[BEGIN Recorded information]

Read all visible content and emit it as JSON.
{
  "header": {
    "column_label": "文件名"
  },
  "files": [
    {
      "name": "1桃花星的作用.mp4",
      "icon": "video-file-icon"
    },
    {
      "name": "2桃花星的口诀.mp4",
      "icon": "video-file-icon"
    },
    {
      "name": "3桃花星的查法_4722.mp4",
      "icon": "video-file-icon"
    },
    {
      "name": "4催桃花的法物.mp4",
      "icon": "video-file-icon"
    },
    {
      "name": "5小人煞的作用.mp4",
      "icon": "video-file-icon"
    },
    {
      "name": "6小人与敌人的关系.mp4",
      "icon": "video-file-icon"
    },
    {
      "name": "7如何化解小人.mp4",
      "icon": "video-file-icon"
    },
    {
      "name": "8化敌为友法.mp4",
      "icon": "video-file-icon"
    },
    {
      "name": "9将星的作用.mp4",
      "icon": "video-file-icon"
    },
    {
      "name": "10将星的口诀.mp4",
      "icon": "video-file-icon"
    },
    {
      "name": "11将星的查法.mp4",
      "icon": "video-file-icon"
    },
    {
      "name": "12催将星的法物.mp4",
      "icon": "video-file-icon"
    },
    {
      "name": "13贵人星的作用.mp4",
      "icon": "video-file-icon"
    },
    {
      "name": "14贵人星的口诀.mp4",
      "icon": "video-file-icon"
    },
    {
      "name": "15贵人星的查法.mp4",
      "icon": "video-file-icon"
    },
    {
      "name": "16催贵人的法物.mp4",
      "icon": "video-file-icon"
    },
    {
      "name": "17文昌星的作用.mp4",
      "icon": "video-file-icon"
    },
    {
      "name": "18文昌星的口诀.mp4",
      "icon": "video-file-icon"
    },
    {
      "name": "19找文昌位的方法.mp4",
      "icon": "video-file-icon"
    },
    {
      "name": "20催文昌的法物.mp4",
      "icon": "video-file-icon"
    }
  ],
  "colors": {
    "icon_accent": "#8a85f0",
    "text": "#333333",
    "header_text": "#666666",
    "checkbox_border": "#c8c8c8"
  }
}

[END Recorded information]

### Task requirements
Write out the full listing, keeping every line exactly as it is.

### Complete answer
Read all visible content and emit it as JSON.
{
  "header": {
    "column_label": "文件名"
  },
  "files": [
    {
      "name": "1桃花星的作用.mp4",
      "icon": "video-file-icon"
    },
    {
      "name": "2桃花星的口诀.mp4",
      "icon": "video-file-icon"
    },
    {
      "name": "3桃花星的查法_4722.mp4",
      "icon": "video-file-icon"
    },
    {
      "name": "4催桃花的法物.mp4",
      "icon": "video-file-icon"
    },
    {
      "name": "5小人煞的作用.mp4",
      "icon": "video-file-icon"
    },
    {
      "name": "6小人与敌人的关系.mp4",
      "icon": "video-file-icon"
    },
    {
      "name": "7如何化解小人.mp4",
      "icon": "video-file-icon"
    },
    {
      "name": "8化敌为友法.mp4",
      "icon": "video-file-icon"
    },
    {
      "name": "9将星的作用.mp4",
      "icon": "video-file-icon"
    },
    {
      "name": "10将星的口诀.mp4",
      "icon": "video-file-icon"
    },
    {
      "name": "11将星的查法.mp4",
      "icon": "video-file-icon"
    },
    {
      "name": "12催将星的法物.mp4",
      "icon": "video-file-icon"
    },
    {
      "name": "13贵人星的作用.mp4",
      "icon": "video-file-icon"
    },
    {
      "name": "14贵人星的口诀.mp4",
      "icon": "video-file-icon"
    },
    {
      "name": "15贵人星的查法.mp4",
      "icon": "video-file-icon"
    },
    {
      "name": "16催贵人的法物.mp4",
      "icon": "video-file-icon"
    },
    {
      "name": "17文昌星的作用.mp4",
      "icon": "video-file-icon"
    },
    {
      "name": "18文昌星的口诀.mp4",
      "icon": "video-file-icon"
    },
    {
      "name": "19找文昌位的方法.mp4",
      "icon": "video-file-icon"
    },
    {
      "name": "20催文昌的法物.mp4",
      "icon": "video-file-icon"
    }
  ],
  "colors": {
    "icon_accent": "#8a85f0",
    "text": "#333333",
    "header_text": "#666666",
    "checkbox_border": "#c8c8c8"
  }
}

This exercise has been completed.